-- START Supplied records --

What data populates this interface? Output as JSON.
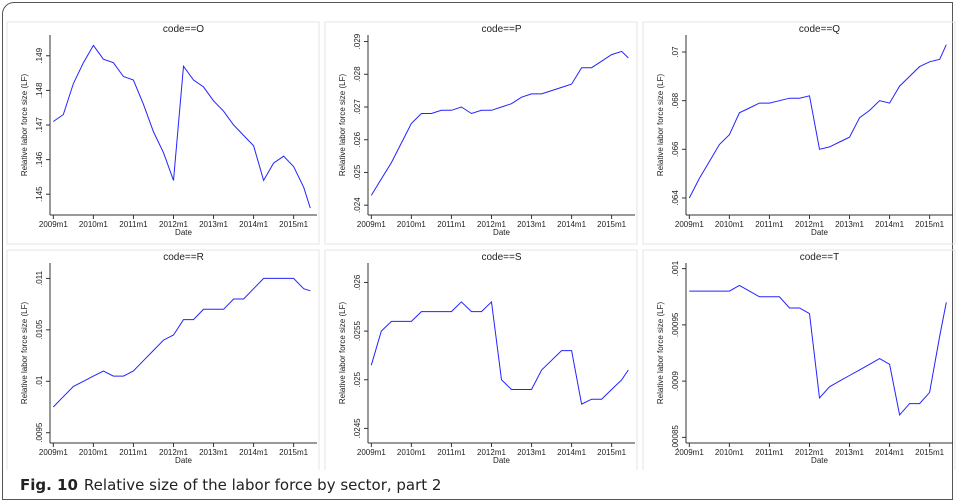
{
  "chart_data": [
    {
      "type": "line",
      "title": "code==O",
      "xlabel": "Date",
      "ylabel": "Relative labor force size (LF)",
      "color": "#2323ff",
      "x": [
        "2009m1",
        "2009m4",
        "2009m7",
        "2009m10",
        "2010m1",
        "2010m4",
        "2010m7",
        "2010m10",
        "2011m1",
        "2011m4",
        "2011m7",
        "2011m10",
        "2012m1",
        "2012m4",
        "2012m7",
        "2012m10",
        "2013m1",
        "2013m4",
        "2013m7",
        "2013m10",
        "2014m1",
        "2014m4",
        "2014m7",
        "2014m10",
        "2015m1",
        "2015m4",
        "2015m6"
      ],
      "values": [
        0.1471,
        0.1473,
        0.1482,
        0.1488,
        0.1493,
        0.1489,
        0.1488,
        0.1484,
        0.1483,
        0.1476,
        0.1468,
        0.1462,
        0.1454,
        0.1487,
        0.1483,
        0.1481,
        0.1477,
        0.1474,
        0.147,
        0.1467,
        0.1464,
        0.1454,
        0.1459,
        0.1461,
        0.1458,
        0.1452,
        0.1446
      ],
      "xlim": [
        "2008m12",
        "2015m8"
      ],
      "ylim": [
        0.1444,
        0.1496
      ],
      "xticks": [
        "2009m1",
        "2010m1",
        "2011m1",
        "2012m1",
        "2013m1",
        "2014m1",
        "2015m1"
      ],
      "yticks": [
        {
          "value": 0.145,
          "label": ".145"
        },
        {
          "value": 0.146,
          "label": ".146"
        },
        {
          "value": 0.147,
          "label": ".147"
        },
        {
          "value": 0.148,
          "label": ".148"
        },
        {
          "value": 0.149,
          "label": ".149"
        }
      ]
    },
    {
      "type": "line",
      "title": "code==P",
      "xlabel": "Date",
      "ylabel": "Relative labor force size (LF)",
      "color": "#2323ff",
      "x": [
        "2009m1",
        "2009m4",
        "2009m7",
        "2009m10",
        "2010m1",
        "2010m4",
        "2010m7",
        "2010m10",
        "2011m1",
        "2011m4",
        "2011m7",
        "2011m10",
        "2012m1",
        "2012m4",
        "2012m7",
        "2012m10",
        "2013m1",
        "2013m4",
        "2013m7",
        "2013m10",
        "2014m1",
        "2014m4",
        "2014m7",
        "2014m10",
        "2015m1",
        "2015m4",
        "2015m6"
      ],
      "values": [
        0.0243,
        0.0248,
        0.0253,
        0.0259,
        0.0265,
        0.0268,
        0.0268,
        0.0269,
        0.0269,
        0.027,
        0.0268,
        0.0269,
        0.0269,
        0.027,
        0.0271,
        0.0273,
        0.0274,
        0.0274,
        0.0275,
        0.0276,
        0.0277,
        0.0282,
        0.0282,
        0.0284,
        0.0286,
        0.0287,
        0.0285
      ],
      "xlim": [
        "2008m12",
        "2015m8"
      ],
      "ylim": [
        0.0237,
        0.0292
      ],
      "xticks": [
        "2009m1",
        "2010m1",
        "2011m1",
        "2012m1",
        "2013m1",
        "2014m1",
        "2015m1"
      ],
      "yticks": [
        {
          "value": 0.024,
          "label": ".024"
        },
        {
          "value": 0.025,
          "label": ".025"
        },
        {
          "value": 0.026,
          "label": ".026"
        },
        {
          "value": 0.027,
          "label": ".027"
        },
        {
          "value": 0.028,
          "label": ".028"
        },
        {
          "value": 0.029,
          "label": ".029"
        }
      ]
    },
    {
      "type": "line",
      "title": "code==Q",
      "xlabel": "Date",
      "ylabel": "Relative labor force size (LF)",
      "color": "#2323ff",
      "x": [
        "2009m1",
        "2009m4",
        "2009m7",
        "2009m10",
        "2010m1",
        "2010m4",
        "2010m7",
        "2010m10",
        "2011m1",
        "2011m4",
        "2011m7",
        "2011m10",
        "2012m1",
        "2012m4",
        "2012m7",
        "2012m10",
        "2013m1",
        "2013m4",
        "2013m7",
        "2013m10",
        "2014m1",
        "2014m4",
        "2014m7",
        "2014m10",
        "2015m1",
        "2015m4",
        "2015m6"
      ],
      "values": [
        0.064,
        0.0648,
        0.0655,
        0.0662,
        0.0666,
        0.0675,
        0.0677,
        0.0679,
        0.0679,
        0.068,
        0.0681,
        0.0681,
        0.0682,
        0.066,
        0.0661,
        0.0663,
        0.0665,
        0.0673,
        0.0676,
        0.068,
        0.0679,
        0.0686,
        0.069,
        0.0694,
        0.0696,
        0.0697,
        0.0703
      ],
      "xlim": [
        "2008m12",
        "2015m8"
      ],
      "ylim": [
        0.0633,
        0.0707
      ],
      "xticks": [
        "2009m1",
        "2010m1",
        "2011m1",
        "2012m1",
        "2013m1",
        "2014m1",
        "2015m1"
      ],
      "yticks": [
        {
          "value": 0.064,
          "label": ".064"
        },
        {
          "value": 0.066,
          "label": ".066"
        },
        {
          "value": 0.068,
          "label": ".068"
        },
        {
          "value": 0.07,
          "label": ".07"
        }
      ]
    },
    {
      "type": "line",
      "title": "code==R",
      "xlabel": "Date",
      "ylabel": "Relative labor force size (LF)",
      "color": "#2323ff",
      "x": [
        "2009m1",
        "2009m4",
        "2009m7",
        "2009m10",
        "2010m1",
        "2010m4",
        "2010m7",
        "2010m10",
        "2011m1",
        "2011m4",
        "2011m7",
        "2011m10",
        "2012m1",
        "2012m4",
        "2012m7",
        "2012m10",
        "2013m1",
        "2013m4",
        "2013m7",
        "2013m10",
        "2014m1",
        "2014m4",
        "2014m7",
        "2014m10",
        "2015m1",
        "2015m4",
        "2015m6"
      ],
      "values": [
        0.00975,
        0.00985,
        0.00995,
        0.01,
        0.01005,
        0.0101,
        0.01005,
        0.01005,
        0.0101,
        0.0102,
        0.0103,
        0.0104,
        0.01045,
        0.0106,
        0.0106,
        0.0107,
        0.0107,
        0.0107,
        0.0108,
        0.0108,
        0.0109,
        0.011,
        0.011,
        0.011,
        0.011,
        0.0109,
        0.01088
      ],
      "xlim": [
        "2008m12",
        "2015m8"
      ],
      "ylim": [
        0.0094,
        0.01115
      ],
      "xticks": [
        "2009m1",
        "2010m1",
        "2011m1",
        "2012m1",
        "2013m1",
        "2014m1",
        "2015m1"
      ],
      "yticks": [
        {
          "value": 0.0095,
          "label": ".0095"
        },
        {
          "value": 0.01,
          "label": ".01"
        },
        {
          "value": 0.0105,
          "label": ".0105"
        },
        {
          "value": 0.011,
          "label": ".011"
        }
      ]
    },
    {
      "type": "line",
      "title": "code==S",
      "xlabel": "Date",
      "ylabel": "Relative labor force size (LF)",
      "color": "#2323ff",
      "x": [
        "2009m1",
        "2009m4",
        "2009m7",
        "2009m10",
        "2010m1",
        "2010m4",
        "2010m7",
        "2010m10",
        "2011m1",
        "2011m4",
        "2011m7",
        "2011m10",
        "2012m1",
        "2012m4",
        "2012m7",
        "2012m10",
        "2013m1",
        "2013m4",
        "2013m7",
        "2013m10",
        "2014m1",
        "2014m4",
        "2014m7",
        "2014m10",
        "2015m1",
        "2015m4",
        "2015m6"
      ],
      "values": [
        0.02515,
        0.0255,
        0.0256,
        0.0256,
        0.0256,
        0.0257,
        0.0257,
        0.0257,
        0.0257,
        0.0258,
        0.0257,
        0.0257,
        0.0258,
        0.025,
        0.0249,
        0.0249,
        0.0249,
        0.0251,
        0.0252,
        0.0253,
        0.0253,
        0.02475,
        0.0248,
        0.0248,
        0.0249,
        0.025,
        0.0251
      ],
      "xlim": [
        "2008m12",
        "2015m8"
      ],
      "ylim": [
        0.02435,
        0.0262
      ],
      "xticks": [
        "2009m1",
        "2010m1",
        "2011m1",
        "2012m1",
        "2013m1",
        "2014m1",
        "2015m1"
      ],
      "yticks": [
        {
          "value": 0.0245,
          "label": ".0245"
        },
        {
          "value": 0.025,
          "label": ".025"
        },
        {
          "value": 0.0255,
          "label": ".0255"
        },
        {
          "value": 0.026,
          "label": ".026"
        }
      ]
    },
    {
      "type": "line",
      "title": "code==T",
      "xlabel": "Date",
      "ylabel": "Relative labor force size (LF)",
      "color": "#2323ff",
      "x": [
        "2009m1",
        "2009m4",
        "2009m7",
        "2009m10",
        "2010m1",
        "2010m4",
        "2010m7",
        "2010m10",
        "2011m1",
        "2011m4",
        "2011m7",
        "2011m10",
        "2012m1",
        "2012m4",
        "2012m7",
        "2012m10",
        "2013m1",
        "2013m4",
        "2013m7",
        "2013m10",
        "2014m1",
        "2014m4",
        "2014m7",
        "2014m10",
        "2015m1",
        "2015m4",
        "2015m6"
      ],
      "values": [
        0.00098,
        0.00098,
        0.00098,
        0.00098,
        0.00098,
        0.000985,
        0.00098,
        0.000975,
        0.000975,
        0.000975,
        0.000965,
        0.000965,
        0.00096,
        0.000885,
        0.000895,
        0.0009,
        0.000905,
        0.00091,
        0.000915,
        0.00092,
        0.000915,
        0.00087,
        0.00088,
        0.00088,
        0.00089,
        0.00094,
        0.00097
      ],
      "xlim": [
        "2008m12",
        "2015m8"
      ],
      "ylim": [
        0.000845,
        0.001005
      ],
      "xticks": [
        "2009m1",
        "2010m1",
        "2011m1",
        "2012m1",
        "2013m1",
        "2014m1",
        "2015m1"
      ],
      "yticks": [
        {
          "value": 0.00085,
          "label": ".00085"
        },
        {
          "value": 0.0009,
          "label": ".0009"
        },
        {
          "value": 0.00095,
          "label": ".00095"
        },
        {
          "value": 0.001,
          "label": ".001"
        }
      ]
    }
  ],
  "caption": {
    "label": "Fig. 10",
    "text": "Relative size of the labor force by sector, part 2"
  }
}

-- END Supplied records --

» **Work required**:
Check each line of the records above for the string "title", and report every line that has it.

» **Full output**:
      "title": "code==O",
      "title": "code==P",
      "title": "code==Q",
      "title": "code==R",
      "title": "code==S",
      "title": "code==T",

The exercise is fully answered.